● What is expected: Determine which lines of the records include the word "wants", and copy them.

● Stored records:
+++

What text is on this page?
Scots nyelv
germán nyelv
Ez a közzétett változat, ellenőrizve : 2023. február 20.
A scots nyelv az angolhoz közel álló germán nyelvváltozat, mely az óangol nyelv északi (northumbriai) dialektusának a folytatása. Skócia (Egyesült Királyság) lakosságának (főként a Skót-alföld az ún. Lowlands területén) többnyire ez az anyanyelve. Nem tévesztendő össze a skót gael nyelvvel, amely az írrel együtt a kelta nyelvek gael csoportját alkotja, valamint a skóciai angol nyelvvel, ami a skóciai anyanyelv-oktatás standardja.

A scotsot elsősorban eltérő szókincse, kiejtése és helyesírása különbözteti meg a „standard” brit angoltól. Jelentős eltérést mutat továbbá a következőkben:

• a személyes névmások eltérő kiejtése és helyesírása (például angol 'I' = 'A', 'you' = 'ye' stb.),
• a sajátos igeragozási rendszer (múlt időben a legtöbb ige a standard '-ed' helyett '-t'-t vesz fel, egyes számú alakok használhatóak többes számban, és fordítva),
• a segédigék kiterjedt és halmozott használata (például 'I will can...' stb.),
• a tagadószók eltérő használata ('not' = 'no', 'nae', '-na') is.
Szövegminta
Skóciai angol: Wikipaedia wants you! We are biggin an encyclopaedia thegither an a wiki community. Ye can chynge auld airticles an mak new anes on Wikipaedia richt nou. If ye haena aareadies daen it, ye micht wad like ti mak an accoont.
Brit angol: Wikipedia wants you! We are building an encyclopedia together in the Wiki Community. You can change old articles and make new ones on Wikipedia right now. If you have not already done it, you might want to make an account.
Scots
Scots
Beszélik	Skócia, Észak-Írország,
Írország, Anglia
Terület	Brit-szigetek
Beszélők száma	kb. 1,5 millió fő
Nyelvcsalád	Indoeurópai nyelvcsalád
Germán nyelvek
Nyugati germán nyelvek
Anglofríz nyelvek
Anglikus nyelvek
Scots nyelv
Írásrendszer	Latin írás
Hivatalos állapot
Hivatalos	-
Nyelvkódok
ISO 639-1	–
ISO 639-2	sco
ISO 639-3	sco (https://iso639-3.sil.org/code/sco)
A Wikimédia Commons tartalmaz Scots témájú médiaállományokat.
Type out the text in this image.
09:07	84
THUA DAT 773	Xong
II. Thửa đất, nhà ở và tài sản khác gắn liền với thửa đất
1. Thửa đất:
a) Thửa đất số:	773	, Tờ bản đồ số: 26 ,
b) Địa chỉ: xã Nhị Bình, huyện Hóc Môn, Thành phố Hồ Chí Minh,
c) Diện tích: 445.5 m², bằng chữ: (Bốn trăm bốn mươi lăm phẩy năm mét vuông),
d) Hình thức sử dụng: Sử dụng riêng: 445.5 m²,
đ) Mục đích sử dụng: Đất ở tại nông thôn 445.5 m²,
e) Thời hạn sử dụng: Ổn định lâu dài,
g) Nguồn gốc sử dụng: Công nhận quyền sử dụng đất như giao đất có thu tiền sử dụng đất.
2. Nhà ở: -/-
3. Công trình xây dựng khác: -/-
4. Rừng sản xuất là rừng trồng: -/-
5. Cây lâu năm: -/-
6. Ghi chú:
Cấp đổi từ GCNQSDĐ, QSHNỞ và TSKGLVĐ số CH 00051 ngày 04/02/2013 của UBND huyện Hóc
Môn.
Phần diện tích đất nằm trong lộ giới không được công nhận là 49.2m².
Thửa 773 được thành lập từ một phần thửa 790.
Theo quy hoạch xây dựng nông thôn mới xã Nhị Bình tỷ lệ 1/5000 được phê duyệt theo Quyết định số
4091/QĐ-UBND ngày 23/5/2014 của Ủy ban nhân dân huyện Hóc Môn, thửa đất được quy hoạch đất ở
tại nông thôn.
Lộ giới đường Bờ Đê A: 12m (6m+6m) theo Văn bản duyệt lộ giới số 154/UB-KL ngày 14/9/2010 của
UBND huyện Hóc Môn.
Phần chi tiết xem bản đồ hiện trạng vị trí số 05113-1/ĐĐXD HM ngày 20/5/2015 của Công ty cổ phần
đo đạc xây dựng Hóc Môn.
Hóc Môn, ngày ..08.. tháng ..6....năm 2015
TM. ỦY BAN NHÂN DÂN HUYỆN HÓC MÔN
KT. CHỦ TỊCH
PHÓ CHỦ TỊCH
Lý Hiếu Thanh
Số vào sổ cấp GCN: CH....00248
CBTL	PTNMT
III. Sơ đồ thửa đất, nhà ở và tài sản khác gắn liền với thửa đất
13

+++

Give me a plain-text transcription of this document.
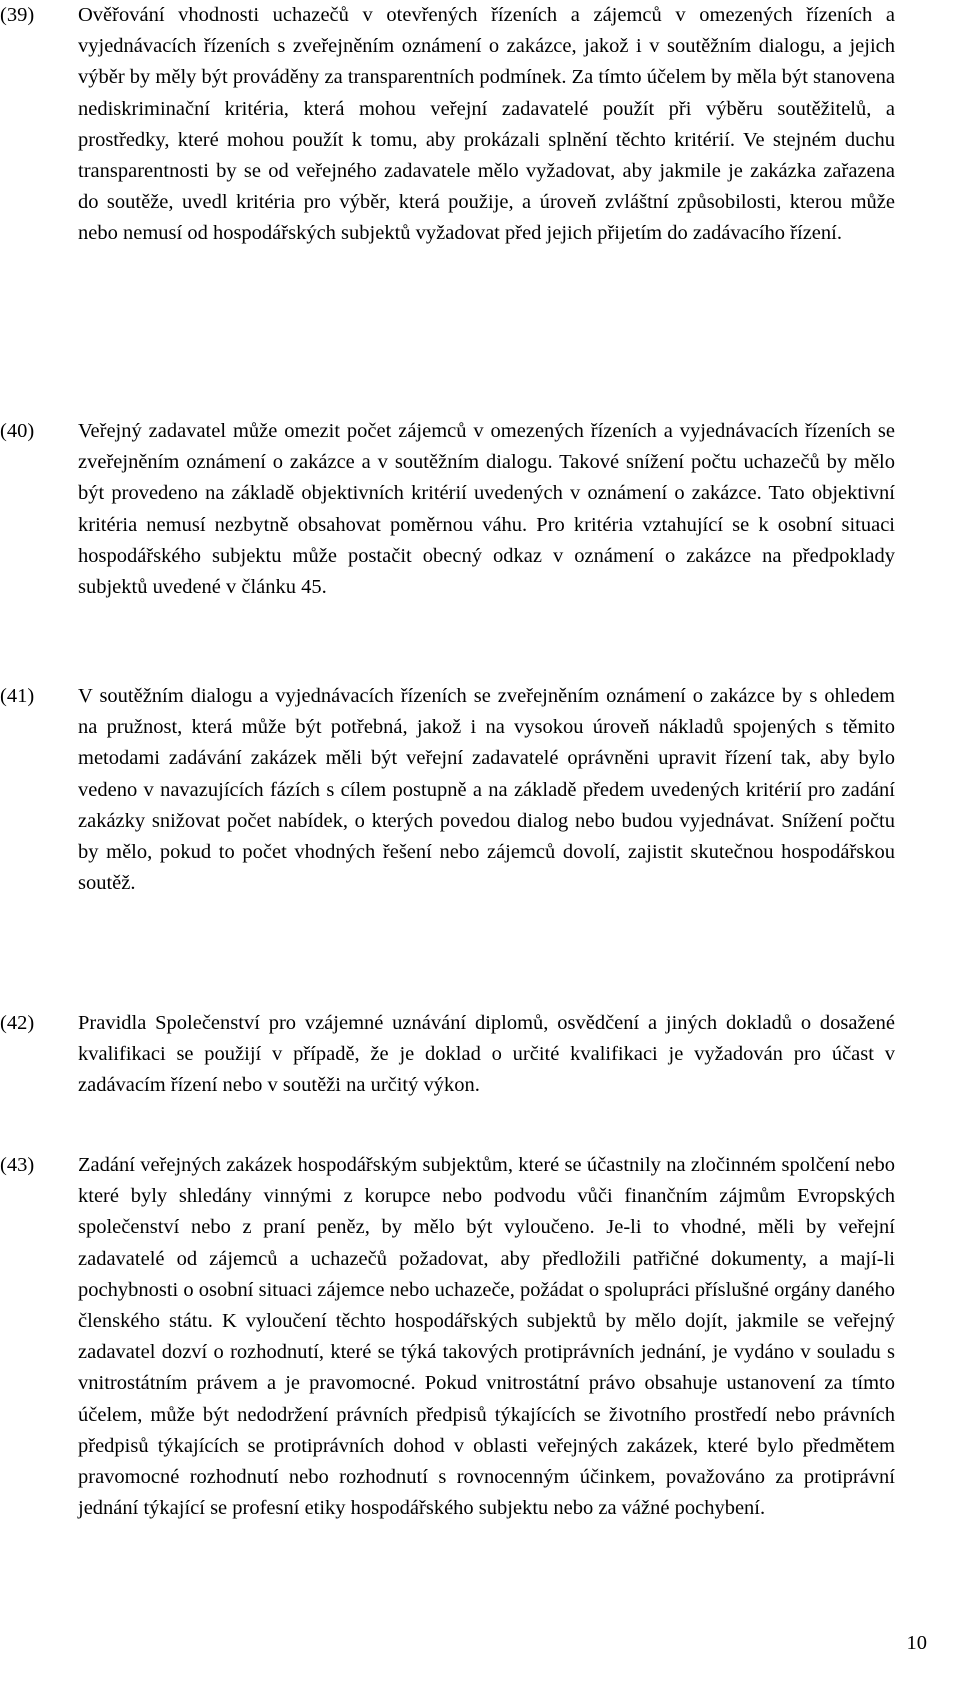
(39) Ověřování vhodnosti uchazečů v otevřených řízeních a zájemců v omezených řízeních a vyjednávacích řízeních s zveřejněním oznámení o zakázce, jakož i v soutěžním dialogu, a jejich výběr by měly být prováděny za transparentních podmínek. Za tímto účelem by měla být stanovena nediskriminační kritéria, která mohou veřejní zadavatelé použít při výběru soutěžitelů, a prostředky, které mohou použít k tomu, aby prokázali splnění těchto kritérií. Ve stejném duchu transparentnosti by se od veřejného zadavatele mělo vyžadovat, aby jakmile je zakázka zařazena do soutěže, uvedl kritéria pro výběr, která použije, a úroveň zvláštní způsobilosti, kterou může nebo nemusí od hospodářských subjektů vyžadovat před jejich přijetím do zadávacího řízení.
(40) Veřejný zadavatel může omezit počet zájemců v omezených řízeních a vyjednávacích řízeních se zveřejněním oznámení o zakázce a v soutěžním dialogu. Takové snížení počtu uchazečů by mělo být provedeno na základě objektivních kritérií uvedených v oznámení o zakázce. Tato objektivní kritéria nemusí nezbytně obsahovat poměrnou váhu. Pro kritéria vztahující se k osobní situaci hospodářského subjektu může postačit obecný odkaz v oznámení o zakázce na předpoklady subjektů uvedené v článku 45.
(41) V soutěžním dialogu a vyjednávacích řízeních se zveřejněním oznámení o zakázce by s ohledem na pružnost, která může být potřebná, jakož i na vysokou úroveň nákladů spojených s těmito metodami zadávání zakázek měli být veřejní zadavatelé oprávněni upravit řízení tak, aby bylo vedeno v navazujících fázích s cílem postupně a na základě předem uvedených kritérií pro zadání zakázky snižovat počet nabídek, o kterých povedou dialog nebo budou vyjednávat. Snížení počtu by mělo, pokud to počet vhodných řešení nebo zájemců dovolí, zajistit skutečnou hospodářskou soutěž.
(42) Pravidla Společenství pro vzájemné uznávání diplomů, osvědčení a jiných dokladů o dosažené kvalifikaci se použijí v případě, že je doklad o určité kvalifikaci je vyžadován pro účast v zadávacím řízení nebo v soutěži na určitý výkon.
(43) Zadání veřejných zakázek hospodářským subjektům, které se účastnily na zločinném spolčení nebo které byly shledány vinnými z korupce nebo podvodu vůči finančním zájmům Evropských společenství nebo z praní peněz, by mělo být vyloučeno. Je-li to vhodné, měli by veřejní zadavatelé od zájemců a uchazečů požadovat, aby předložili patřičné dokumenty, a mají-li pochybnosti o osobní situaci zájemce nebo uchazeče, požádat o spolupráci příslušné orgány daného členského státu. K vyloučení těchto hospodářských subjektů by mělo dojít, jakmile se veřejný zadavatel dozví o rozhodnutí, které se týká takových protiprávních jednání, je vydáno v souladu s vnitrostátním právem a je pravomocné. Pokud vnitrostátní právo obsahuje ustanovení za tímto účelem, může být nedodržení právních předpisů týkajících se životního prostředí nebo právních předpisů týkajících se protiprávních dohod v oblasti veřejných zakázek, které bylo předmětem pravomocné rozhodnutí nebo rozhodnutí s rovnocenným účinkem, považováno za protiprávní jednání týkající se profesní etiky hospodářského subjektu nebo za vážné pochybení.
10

+++

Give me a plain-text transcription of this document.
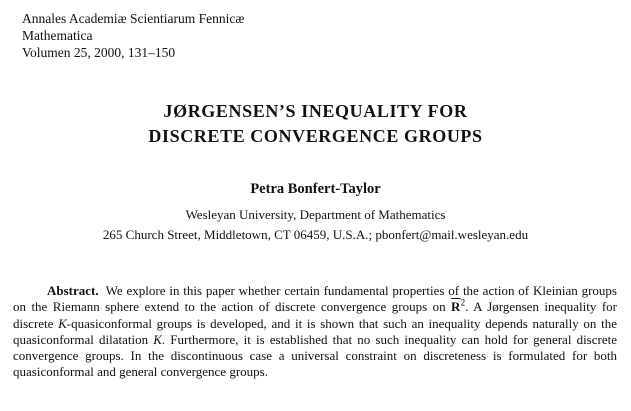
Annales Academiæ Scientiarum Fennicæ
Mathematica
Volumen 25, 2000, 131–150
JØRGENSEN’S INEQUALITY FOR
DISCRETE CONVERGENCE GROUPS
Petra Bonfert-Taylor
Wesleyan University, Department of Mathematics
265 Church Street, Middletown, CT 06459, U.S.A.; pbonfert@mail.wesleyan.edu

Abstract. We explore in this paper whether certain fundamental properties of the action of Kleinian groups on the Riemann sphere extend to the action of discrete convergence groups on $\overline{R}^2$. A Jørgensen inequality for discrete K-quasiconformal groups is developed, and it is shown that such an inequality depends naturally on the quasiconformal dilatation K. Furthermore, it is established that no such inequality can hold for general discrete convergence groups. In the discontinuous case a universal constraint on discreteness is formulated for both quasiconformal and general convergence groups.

+++

● Worked solution:
Skóciai angol: Wikipaedia wants you! We are biggin an encyclopaedia thegither an a wiki community. Ye can chynge auld airticles an mak new anes on Wikipaedia richt nou. If ye haena aareadies daen it, ye micht wad like ti mak an accoont.
Brit angol: Wikipedia wants you! We are building an encyclopedia together in the Wiki Community. You can change old articles and make new ones on Wikipedia right now. If you have not already done it, you might want to make an account.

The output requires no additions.